(Exercise directions): In the listing below, pick out lines with "OMAN".

Figure data in JSON
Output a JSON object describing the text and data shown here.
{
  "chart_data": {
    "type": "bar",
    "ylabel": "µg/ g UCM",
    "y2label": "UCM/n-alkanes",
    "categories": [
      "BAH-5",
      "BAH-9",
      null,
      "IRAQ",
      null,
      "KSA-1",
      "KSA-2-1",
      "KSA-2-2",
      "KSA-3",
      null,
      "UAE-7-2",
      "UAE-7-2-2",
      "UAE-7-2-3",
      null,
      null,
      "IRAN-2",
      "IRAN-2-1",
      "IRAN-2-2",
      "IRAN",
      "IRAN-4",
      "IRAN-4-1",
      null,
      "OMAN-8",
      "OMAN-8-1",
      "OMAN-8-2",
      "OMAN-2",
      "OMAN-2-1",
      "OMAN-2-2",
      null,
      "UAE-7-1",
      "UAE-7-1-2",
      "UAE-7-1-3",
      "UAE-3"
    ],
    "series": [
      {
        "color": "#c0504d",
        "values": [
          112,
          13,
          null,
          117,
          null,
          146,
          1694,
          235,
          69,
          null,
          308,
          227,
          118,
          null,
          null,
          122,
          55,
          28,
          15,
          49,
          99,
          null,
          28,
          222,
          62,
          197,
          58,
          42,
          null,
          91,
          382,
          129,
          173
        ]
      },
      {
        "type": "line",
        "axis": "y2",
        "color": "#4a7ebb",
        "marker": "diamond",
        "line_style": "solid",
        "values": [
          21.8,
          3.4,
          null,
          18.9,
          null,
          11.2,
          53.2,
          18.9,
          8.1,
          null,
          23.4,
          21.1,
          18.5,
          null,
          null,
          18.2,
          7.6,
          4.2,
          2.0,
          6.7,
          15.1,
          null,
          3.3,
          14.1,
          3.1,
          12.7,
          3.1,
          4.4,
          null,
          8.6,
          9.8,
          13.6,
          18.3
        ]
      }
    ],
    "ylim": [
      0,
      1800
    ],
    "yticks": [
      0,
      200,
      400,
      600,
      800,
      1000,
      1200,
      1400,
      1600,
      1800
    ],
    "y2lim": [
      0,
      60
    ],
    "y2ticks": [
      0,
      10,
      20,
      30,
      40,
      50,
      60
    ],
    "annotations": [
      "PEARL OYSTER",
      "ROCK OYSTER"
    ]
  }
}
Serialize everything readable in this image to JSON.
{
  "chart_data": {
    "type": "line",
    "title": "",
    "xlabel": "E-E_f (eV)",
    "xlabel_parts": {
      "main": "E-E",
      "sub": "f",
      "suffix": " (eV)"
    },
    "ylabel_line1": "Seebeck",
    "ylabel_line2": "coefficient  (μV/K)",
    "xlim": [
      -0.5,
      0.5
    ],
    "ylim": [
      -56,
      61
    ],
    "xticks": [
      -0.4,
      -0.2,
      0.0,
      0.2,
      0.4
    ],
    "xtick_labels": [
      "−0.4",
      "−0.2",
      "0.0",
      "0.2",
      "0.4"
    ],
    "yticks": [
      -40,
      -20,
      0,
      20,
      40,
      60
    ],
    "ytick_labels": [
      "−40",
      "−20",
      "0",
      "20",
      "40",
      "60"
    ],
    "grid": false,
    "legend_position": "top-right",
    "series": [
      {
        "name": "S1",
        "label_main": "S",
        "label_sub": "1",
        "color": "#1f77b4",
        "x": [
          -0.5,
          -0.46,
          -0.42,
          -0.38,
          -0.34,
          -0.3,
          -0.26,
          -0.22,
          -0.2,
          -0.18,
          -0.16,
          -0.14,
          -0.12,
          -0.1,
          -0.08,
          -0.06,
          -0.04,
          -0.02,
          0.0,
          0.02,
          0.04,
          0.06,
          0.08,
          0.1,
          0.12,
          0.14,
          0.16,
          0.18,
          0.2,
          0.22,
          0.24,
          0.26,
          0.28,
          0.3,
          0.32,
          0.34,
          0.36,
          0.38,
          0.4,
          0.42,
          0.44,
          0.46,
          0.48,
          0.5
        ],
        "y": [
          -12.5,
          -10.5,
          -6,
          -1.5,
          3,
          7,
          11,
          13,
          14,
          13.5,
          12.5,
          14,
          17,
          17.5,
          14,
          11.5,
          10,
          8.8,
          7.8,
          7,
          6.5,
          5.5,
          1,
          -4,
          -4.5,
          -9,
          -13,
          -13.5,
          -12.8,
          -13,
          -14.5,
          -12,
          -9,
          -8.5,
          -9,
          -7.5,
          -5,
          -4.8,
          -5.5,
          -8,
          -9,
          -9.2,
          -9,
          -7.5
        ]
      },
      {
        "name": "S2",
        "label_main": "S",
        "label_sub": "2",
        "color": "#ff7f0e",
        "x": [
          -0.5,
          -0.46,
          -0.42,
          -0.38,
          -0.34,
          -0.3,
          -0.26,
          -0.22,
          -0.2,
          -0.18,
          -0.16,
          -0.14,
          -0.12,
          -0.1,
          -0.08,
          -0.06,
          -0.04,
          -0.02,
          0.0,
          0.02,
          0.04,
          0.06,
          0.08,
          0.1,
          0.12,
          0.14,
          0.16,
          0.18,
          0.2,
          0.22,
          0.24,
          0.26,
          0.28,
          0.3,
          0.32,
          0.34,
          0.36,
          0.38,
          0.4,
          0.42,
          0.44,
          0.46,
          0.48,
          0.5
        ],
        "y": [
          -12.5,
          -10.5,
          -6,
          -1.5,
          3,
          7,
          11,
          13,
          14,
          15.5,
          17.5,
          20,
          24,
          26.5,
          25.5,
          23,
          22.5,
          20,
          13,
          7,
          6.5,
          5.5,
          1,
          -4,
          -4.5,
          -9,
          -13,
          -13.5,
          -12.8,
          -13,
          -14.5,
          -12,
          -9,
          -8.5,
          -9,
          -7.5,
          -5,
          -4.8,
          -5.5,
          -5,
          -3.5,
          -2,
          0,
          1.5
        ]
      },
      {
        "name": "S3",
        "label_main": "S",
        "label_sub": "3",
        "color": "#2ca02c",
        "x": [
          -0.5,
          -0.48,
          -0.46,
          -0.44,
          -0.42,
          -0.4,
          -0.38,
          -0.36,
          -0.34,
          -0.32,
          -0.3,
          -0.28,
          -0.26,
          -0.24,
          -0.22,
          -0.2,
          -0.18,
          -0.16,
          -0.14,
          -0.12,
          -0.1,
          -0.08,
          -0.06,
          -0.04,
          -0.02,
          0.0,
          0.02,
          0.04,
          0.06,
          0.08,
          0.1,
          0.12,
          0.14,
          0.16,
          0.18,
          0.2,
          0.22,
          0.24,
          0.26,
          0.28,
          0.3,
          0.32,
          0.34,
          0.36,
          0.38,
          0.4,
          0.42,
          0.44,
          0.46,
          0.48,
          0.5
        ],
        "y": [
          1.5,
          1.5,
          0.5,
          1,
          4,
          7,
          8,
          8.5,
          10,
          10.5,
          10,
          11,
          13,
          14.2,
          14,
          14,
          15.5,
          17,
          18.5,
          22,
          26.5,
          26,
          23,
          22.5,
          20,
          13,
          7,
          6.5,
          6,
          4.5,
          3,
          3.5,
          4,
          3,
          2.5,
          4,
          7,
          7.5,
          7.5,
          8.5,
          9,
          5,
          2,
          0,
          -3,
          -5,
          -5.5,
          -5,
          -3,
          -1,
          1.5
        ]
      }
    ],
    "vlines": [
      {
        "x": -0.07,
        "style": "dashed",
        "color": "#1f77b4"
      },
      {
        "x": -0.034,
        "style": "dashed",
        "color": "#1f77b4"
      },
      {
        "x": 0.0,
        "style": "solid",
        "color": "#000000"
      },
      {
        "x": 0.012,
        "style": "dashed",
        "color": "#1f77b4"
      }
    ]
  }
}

(Complete answer):
      "OMAN-8",
      "OMAN-8-1",
      "OMAN-8-2",
      "OMAN-2",
      "OMAN-2-1",
      "OMAN-2-2",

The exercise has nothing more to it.